§ **Written exercise**
Count how many lines below contain the word "Jason", then give that number alone.

[Stored data entries]
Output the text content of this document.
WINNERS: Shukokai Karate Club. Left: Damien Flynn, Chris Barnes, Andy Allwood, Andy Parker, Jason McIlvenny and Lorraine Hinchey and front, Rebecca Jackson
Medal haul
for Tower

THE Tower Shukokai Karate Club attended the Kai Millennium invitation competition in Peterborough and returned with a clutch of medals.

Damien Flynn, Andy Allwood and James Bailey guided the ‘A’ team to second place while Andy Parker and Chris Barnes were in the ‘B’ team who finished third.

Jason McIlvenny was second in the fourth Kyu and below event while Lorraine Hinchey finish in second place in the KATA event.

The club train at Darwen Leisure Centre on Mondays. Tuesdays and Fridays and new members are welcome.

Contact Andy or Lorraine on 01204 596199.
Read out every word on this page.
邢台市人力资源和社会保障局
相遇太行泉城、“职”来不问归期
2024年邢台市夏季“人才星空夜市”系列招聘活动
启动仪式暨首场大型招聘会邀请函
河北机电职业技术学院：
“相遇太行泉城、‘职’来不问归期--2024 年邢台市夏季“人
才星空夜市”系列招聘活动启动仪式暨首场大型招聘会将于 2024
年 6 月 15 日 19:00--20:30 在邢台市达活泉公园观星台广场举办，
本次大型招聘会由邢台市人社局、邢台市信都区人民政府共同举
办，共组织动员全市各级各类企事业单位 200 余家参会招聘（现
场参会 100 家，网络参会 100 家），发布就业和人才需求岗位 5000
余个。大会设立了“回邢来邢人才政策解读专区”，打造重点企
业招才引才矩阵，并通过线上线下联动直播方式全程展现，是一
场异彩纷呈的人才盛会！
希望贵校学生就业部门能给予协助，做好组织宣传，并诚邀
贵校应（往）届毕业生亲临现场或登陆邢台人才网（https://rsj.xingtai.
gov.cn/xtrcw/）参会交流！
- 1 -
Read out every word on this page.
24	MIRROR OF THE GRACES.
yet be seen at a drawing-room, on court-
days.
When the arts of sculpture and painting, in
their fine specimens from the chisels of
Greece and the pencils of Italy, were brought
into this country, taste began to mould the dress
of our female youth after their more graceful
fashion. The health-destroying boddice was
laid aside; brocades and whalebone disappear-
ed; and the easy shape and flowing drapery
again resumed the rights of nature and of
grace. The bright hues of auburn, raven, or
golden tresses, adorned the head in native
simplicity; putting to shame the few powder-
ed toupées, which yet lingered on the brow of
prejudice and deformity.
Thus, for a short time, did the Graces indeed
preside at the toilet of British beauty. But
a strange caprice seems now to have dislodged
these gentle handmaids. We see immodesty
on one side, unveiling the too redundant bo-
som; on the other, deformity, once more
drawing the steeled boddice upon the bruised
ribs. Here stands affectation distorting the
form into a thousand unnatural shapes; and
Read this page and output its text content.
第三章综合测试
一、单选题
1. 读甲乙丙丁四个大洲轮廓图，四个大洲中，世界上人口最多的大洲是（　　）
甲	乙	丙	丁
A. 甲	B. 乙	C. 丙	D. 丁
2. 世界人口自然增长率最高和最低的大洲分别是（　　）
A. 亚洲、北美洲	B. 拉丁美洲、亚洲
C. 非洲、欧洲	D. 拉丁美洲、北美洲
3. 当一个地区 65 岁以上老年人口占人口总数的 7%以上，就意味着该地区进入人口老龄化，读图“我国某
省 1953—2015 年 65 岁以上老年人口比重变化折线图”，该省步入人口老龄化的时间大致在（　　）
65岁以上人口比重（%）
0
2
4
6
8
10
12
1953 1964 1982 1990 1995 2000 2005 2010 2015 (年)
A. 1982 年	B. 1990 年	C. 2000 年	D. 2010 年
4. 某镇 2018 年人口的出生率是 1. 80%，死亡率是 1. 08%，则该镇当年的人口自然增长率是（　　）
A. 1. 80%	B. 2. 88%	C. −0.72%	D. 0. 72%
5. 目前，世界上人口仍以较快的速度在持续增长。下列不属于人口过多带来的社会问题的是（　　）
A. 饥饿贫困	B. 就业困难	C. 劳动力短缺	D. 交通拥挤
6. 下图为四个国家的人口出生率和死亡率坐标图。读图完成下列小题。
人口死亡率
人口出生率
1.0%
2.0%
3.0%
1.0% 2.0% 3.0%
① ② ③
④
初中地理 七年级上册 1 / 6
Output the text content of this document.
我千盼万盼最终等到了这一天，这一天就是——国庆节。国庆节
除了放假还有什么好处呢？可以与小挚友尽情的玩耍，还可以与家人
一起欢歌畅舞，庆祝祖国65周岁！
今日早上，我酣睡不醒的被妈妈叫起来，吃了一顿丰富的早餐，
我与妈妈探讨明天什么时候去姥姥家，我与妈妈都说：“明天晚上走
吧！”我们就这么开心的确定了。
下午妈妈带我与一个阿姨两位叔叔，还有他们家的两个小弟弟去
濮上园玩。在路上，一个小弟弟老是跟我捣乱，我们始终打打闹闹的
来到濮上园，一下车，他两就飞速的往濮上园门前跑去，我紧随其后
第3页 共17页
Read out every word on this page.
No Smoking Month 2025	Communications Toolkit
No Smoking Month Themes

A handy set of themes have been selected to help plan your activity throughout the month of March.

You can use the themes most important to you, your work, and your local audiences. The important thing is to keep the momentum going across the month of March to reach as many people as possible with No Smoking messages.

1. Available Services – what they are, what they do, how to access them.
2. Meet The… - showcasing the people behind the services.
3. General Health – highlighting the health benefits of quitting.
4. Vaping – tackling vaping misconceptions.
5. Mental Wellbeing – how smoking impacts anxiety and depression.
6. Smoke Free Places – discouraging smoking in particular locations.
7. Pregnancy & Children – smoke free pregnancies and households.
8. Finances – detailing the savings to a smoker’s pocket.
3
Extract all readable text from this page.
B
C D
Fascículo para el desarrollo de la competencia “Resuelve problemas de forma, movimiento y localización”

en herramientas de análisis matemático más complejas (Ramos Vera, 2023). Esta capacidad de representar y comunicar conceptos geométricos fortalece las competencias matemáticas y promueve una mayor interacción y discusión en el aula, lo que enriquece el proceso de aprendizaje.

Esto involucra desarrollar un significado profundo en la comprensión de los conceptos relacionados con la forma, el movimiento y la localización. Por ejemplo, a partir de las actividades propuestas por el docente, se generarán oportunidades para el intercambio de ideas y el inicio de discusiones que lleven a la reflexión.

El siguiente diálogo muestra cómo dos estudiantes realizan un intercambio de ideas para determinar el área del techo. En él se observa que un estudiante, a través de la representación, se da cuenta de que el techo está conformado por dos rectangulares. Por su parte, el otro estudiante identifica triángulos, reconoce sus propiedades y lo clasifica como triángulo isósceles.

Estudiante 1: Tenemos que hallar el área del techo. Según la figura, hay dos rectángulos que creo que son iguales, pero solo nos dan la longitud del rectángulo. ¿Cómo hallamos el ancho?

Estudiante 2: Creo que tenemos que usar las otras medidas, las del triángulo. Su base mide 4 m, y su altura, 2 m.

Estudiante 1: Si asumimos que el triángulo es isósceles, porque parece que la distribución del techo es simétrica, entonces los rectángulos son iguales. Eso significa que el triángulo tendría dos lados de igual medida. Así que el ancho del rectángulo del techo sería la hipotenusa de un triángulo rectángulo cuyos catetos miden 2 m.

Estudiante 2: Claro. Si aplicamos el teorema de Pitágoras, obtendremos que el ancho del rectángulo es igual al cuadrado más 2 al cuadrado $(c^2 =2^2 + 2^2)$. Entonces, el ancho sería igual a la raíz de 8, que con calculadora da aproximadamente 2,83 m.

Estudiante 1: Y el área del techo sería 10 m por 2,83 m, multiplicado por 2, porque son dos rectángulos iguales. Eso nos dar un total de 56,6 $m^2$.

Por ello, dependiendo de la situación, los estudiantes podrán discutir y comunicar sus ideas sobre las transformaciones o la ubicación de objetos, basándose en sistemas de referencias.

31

§ **Task solution**
2